Written exercise.
Find the lines holding the word "name" and collect them.

Excerpted data.
....

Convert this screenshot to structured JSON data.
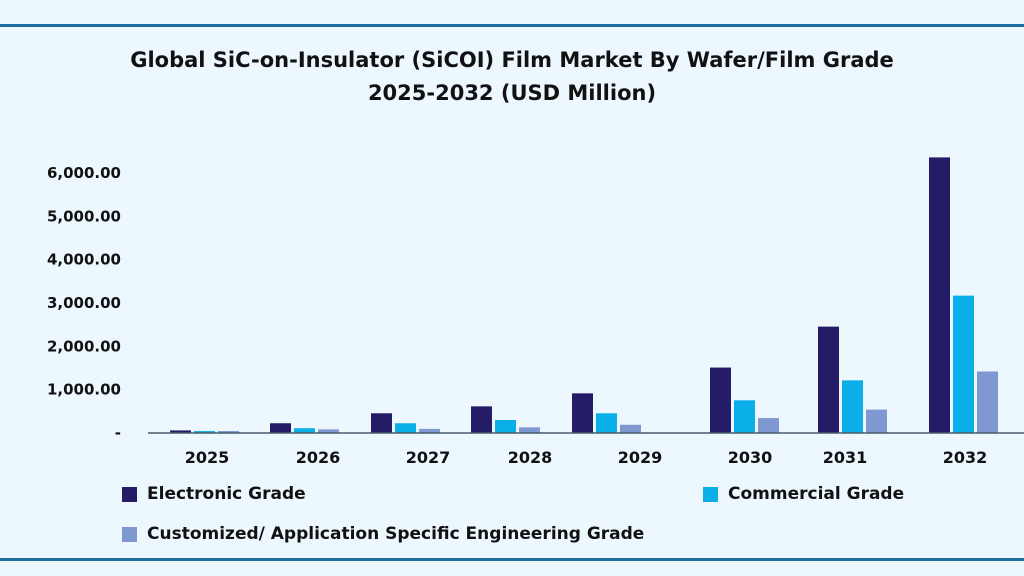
{
  "chart_data": {
    "type": "bar",
    "title": "Global SiC-on-Insulator (SiCOI) Film Market By Wafer/Film Grade",
    "subtitle": "2025-2032 (USD Million)",
    "xlabel": "",
    "ylabel": "",
    "categories": [
      "2025",
      "2026",
      "2027",
      "2028",
      "2029",
      "2030",
      "2031",
      "2032"
    ],
    "ylim": [
      0,
      6000
    ],
    "yticks": [
      0,
      1000,
      2000,
      3000,
      4000,
      5000,
      6000
    ],
    "ytick_labels": [
      "-",
      "1,000.00",
      "2,000.00",
      "3,000.00",
      "4,000.00",
      "5,000.00",
      "6,000.00"
    ],
    "grid": false,
    "legend_position": "bottom",
    "series": [
      {
        "name": "Electronic Grade",
        "color": "#241c66",
        "values": [
          60,
          225,
          455,
          615,
          915,
          1510,
          2455,
          6360
        ]
      },
      {
        "name": "Commercial Grade",
        "color": "#0aaee8",
        "values": [
          45,
          110,
          225,
          300,
          455,
          755,
          1215,
          3170
        ]
      },
      {
        "name": "Customized/ Application Specific Engineering Grade",
        "color": "#7f98d1",
        "values": [
          45,
          85,
          95,
          130,
          190,
          345,
          540,
          1420
        ]
      }
    ]
  },
  "frame_color": "#1b6f9f"
}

....

Written answer.
        "name": "Electronic Grade",
        "name": "Commercial Grade",
        "name": "Customized/ Application Specific Engineering Grade",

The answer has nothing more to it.